- TO BE DONE: Return each line containing "Perfis".
## START RECORDS
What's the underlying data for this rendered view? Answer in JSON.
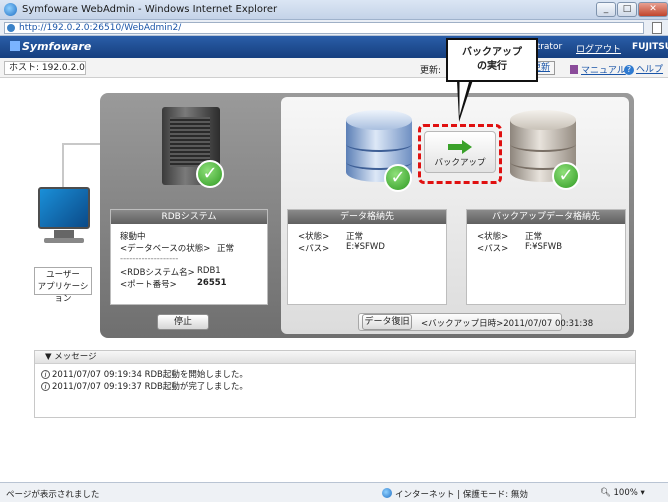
{
  "window": {
    "title": "Symfoware WebAdmin - Windows Internet Explorer",
    "url": "http://192.0.2.0:26510/WebAdmin2/"
  },
  "header": {
    "brand": "Symfoware",
    "user": "strator",
    "logout": "ログアウト",
    "vendor": "FUJITSU"
  },
  "toolbar": {
    "host": "ホスト: 192.0.2.0",
    "update_label": "更新:",
    "update_button": "更新",
    "manual": "マニュアル",
    "help": "ヘルプ"
  },
  "callout": {
    "line1": "バックアップ",
    "line2": "の実行"
  },
  "client": {
    "line1": "ユーザー",
    "line2": "アプリケーション"
  },
  "rdb": {
    "title": "RDBシステム",
    "status": "稼動中",
    "db_state_label": "<データベースの状態>",
    "db_state_value": "正常",
    "separator": "-------------------",
    "system_name_label": "<RDBシステム名>",
    "system_name_value": "RDB1",
    "port_label": "<ポート番号>",
    "port_value": "26551",
    "stop_button": "停止"
  },
  "backup_button": "バックアップ",
  "data_store": {
    "title": "データ格納先",
    "state_label": "<状態>",
    "state_value": "正常",
    "path_label": "<パス>",
    "path_value": "E:¥SFWD"
  },
  "backup_store": {
    "title": "バックアップデータ格納先",
    "state_label": "<状態>",
    "state_value": "正常",
    "path_label": "<パス>",
    "path_value": "F:¥SFWB"
  },
  "restore": {
    "button": "データ復旧",
    "last_backup": "<バックアップ日時>2011/07/07 00:31:38"
  },
  "messages": {
    "header": "▼ メッセージ",
    "items": [
      "2011/07/07 09:19:34 RDB起動を開始しました。",
      "2011/07/07 09:19:37 RDB起動が完了しました。"
    ]
  },
  "status": {
    "left": "ページが表示されました",
    "zone": "インターネット | 保護モード: 無効",
    "zoom": "100%"
  }
}
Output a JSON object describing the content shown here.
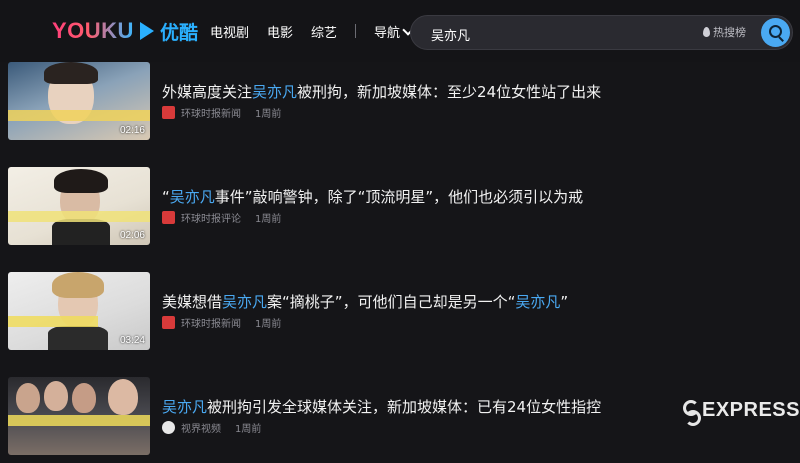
{
  "header": {
    "logo_en": "YOUKU",
    "logo_cn": "优酷",
    "nav": [
      "电视剧",
      "电影",
      "综艺"
    ],
    "nav_more": "导航"
  },
  "search": {
    "value": "吴亦凡",
    "hot_label": "热搜榜",
    "icon": "search-icon"
  },
  "videos": [
    {
      "title_pre": "外媒高度关注",
      "title_hl": "吴亦凡",
      "title_post": "被刑拘，新加坡媒体：至少24位女性站了出来",
      "title_hl2": "",
      "title_end": "",
      "source": "环球时报新闻",
      "time": "1周前",
      "duration": "02:16"
    },
    {
      "title_pre": "“",
      "title_hl": "吴亦凡",
      "title_post": "事件”敲响警钟，除了“顶流明星”，他们也必须引以为戒",
      "title_hl2": "",
      "title_end": "",
      "source": "环球时报评论",
      "time": "1周前",
      "duration": "02:06"
    },
    {
      "title_pre": "美媒想借",
      "title_hl": "吴亦凡",
      "title_post": "案“摘桃子”，可他们自己却是另一个“",
      "title_hl2": "吴亦凡",
      "title_end": "”",
      "source": "环球时报新闻",
      "time": "1周前",
      "duration": "03:24"
    },
    {
      "title_pre": "",
      "title_hl": "吴亦凡",
      "title_post": "被刑拘引发全球媒体关注，新加坡媒体：已有24位女性指控",
      "title_hl2": "",
      "title_end": "",
      "source": "视界视频",
      "time": "1周前",
      "duration": ""
    }
  ],
  "watermark": "EXPRESS",
  "colors": {
    "background": "#151518",
    "highlight": "#4aa9f2",
    "brand_pink": "#ff3f7a",
    "brand_blue": "#2ab0ff"
  }
}
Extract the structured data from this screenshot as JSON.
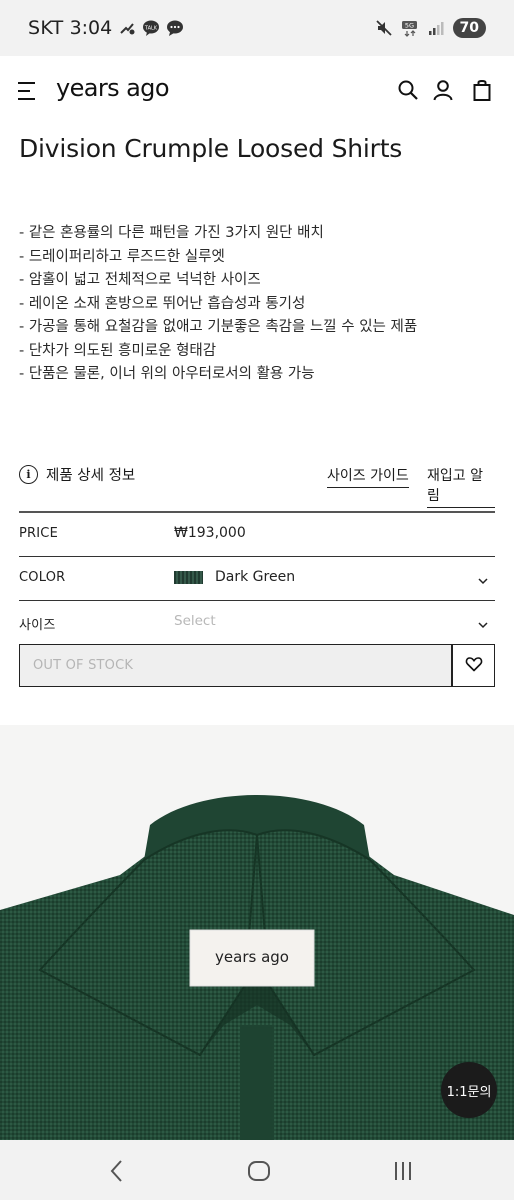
{
  "status_bar": {
    "carrier": "SKT",
    "time": "3:04",
    "network": "5G",
    "battery": "70"
  },
  "header": {
    "logo": "years ago",
    "icons": [
      "menu-icon",
      "search-icon",
      "account-icon",
      "bag-icon"
    ]
  },
  "product": {
    "title": "Division Crumple Loosed Shirts",
    "description": [
      "- 같은 혼용률의 다른 패턴을 가진 3가지 원단 배치",
      "- 드레이퍼리하고 루즈드한 실루엣",
      "- 암홀이 넓고 전체적으로 넉넉한 사이즈",
      "- 레이온 소재 혼방으로 뛰어난 흡습성과 통기성",
      "- 가공을 통해 요철감을 없애고 기분좋은 촉감을 느낄 수 있는 제품",
      "- 단차가 의도된 흥미로운 형태감",
      "- 단품은 물론, 이너 위의 아우터로서의 활용 가능"
    ]
  },
  "info_row": {
    "detail_label": "제품 상세 정보",
    "size_guide": "사이즈 가이드",
    "restock_alert": "재입고 알림"
  },
  "options": {
    "price_label": "PRICE",
    "price_value": "₩193,000",
    "color_label": "COLOR",
    "color_value": "Dark Green",
    "color_swatch": "#2b4a3e",
    "size_label": "사이즈",
    "size_placeholder": "Select"
  },
  "purchase": {
    "status": "OUT OF STOCK",
    "wishlist_icon": "heart-icon"
  },
  "image": {
    "label_text": "years ago"
  },
  "chat_button": "1:1문의",
  "nav": [
    "back-icon",
    "home-icon",
    "recents-icon"
  ]
}
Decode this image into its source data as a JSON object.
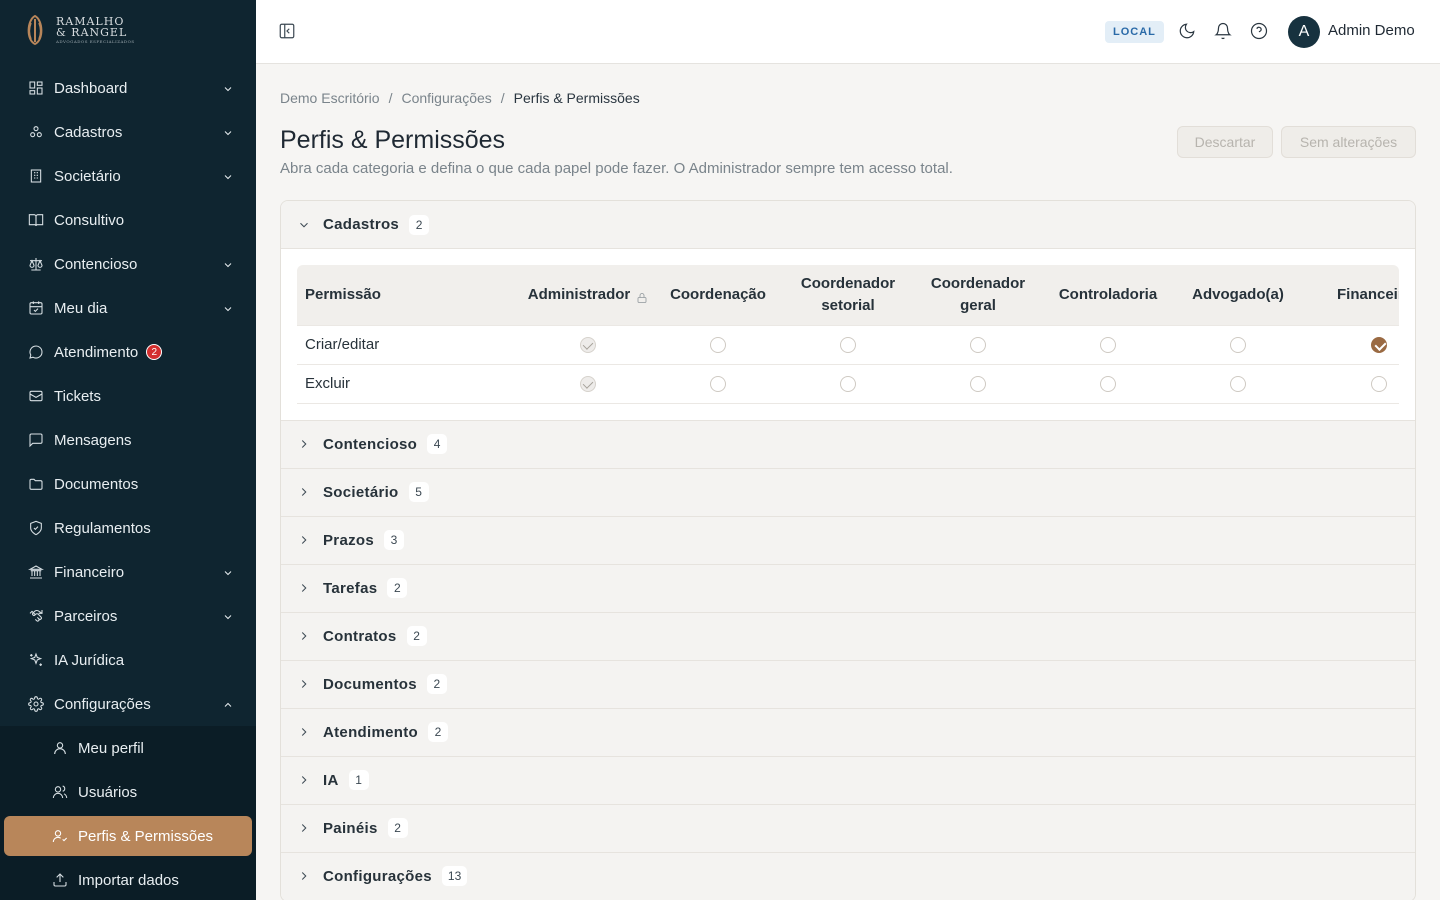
{
  "brand": {
    "line1": "RAMALHO",
    "line2": "& RANGEL",
    "line3": "ADVOGADOS ESPECIALIZADOS"
  },
  "sidebar": {
    "items": [
      {
        "label": "Dashboard",
        "icon": "dashboard-icon",
        "expandable": true
      },
      {
        "label": "Cadastros",
        "icon": "cadastros-icon",
        "expandable": true
      },
      {
        "label": "Societário",
        "icon": "building-icon",
        "expandable": true
      },
      {
        "label": "Consultivo",
        "icon": "book-icon",
        "expandable": false
      },
      {
        "label": "Contencioso",
        "icon": "scale-icon",
        "expandable": true
      },
      {
        "label": "Meu dia",
        "icon": "calendar-icon",
        "expandable": true
      },
      {
        "label": "Atendimento",
        "icon": "chat-icon",
        "expandable": false,
        "badge": "2"
      },
      {
        "label": "Tickets",
        "icon": "ticket-icon",
        "expandable": false
      },
      {
        "label": "Mensagens",
        "icon": "message-icon",
        "expandable": false
      },
      {
        "label": "Documentos",
        "icon": "folder-icon",
        "expandable": false
      },
      {
        "label": "Regulamentos",
        "icon": "shield-icon",
        "expandable": false
      },
      {
        "label": "Financeiro",
        "icon": "bank-icon",
        "expandable": true
      },
      {
        "label": "Parceiros",
        "icon": "handshake-icon",
        "expandable": true
      },
      {
        "label": "IA Jurídica",
        "icon": "sparkle-icon",
        "expandable": false
      },
      {
        "label": "Configurações",
        "icon": "gear-icon",
        "expandable": true,
        "expanded": true
      }
    ],
    "subitems": [
      {
        "label": "Meu perfil",
        "icon": "user-icon",
        "active": false
      },
      {
        "label": "Usuários",
        "icon": "users-icon",
        "active": false
      },
      {
        "label": "Perfis & Permissões",
        "icon": "user-check-icon",
        "active": true
      },
      {
        "label": "Importar dados",
        "icon": "upload-icon",
        "active": false
      }
    ]
  },
  "topbar": {
    "env": "LOCAL",
    "user_initial": "A",
    "user_name": "Admin Demo"
  },
  "breadcrumb": [
    "Demo Escritório",
    "Configurações",
    "Perfis & Permissões"
  ],
  "page": {
    "title": "Perfis & Permissões",
    "subtitle": "Abra cada categoria e defina o que cada papel pode fazer. O Administrador sempre tem acesso total.",
    "discard_label": "Descartar",
    "save_label": "Sem alterações"
  },
  "permissions": {
    "open_section": {
      "label": "Cadastros",
      "count": "2"
    },
    "columns": [
      "Permissão",
      "Administrador",
      "Coordenação",
      "Coordenador setorial",
      "Coordenador geral",
      "Controladoria",
      "Advogado(a)",
      "Financeiro"
    ],
    "rows": [
      {
        "label": "Criar/editar",
        "values": [
          true,
          false,
          false,
          false,
          false,
          false,
          true
        ]
      },
      {
        "label": "Excluir",
        "values": [
          true,
          false,
          false,
          false,
          false,
          false,
          false
        ]
      }
    ],
    "sections": [
      {
        "label": "Contencioso",
        "count": "4"
      },
      {
        "label": "Societário",
        "count": "5"
      },
      {
        "label": "Prazos",
        "count": "3"
      },
      {
        "label": "Tarefas",
        "count": "2"
      },
      {
        "label": "Contratos",
        "count": "2"
      },
      {
        "label": "Documentos",
        "count": "2"
      },
      {
        "label": "Atendimento",
        "count": "2"
      },
      {
        "label": "IA",
        "count": "1"
      },
      {
        "label": "Painéis",
        "count": "2"
      },
      {
        "label": "Configurações",
        "count": "13"
      }
    ]
  },
  "colors": {
    "sidebar_bg": "#0f2530",
    "accent": "#b8865a",
    "checked": "#9a6a43",
    "badge": "#d32f2f"
  }
}
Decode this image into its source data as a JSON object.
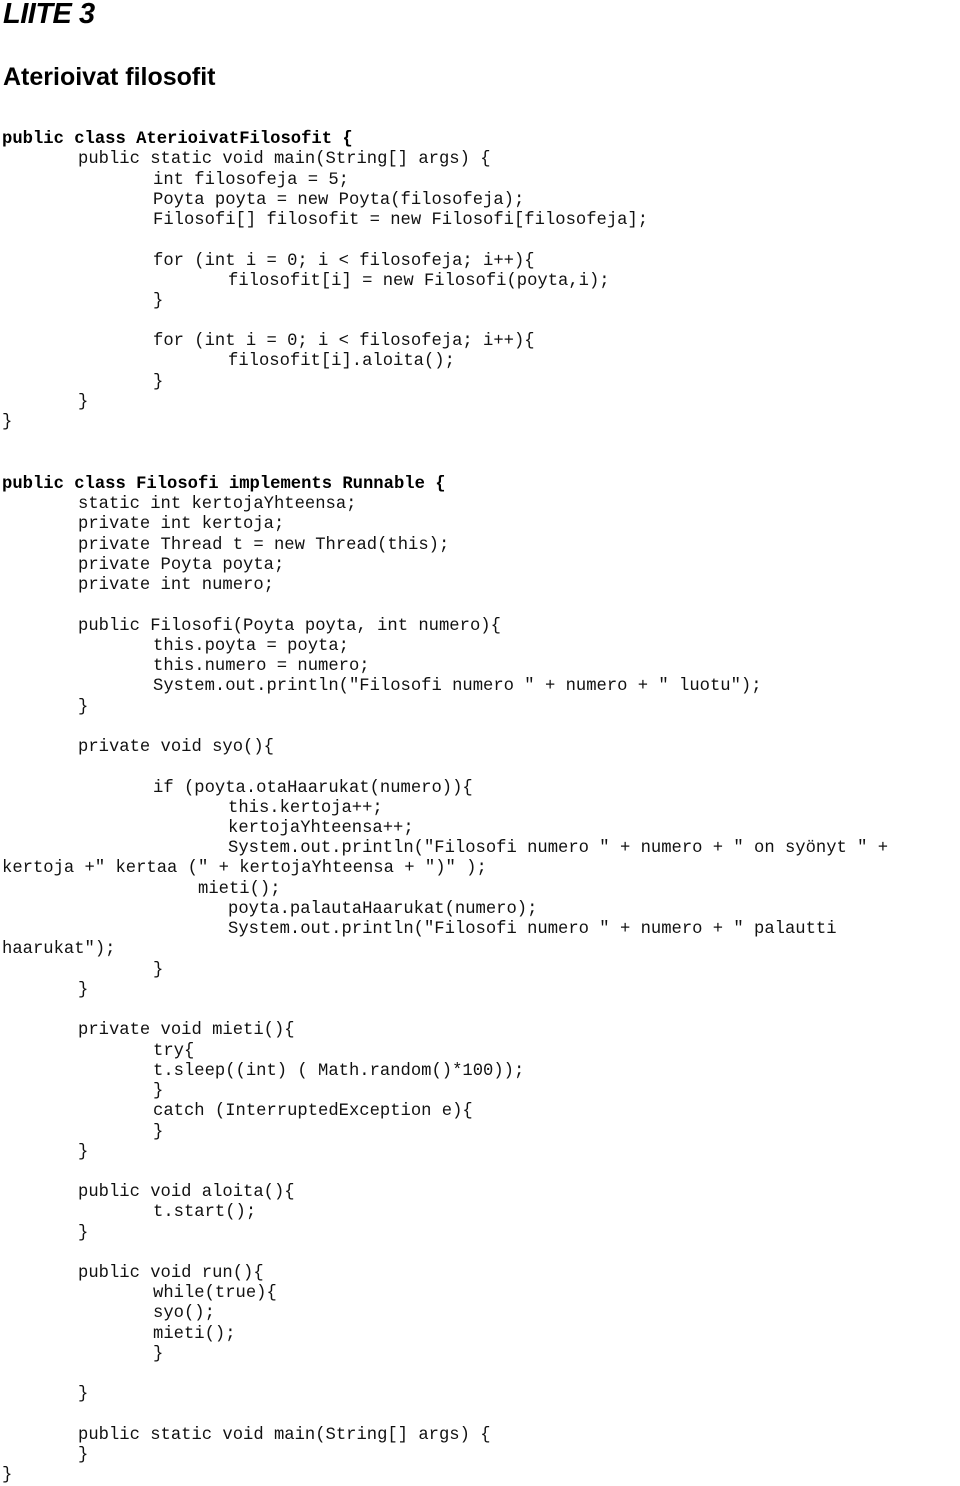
{
  "document": {
    "appendix_label": "LIITE 3",
    "title": "Aterioivat filosofit",
    "code_lines": [
      "public class AterioivatFilosofit {",
      "public static void main(String[] args) {",
      "int filosofeja = 5;",
      "Poyta poyta = new Poyta(filosofeja);",
      "Filosofi[] filosofit = new Filosofi[filosofeja];",
      "for (int i = 0; i < filosofeja; i++){",
      "filosofit[i] = new Filosofi(poyta,i);",
      "}",
      "for (int i = 0; i < filosofeja; i++){",
      "filosofit[i].aloita();",
      "}",
      "}",
      "}",
      "public class Filosofi implements Runnable {",
      "static int kertojaYhteensa;",
      "private int kertoja;",
      "private Thread t = new Thread(this);",
      "private Poyta poyta;",
      "private int numero;",
      "public Filosofi(Poyta poyta, int numero){",
      "this.poyta = poyta;",
      "this.numero = numero;",
      "System.out.println(\"Filosofi numero \" + numero + \" luotu\");",
      "}",
      "private void syo(){",
      "if (poyta.otaHaarukat(numero)){",
      "this.kertoja++;",
      "kertojaYhteensa++;",
      "System.out.println(\"Filosofi numero \" + numero + \" on syönyt \" +",
      "kertoja +\" kertaa (\" + kertojaYhteensa + \")\" );",
      "mieti();",
      "poyta.palautaHaarukat(numero);",
      "System.out.println(\"Filosofi numero \" + numero + \" palautti",
      "haarukat\");",
      "}",
      "}",
      "private void mieti(){",
      "try{",
      "t.sleep((int) ( Math.random()*100));",
      "}",
      "catch (InterruptedException e){",
      "}",
      "}",
      "public void aloita(){",
      "t.start();",
      "}",
      "public void run(){",
      "while(true){",
      "syo();",
      "mieti();",
      "}",
      "}",
      "public static void main(String[] args) {",
      "}",
      "}"
    ]
  }
}
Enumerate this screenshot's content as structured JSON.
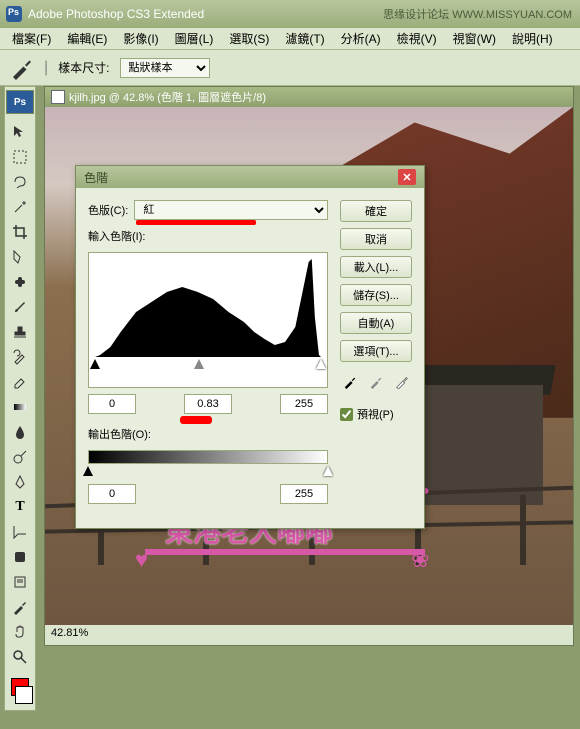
{
  "app": {
    "title": "Adobe Photoshop CS3 Extended",
    "watermark": "思缘设计论坛  WWW.MISSYUAN.COM"
  },
  "menu": {
    "file": "檔案(F)",
    "edit": "編輯(E)",
    "image": "影像(I)",
    "layer": "圖層(L)",
    "select": "選取(S)",
    "filter": "濾鏡(T)",
    "analysis": "分析(A)",
    "view": "檢視(V)",
    "window": "視窗(W)",
    "help": "說明(H)"
  },
  "options": {
    "sample_label": "樣本尺寸:",
    "sample_value": "點狀樣本"
  },
  "document": {
    "title": "kjilh.jpg @ 42.8% (色階 1, 圖層遮色片/8)",
    "zoom": "42.81%"
  },
  "dialog": {
    "title": "色階",
    "channel_label": "色版(C):",
    "channel_value": "紅",
    "input_label": "輸入色階(I):",
    "output_label": "輸出色階(O):",
    "in_black": "0",
    "in_gamma": "0.83",
    "in_white": "255",
    "out_black": "0",
    "out_white": "255",
    "ok": "確定",
    "cancel": "取消",
    "load": "載入(L)...",
    "save": "儲存(S)...",
    "auto": "自動(A)",
    "options": "選項(T)...",
    "preview": "預視(P)"
  }
}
## END RECORDS
- RESULT OF THE EXERCISE:
        "label": "Perfis & Permissões",
    "Perfis & Permissões"
    "title": "Perfis & Permissões",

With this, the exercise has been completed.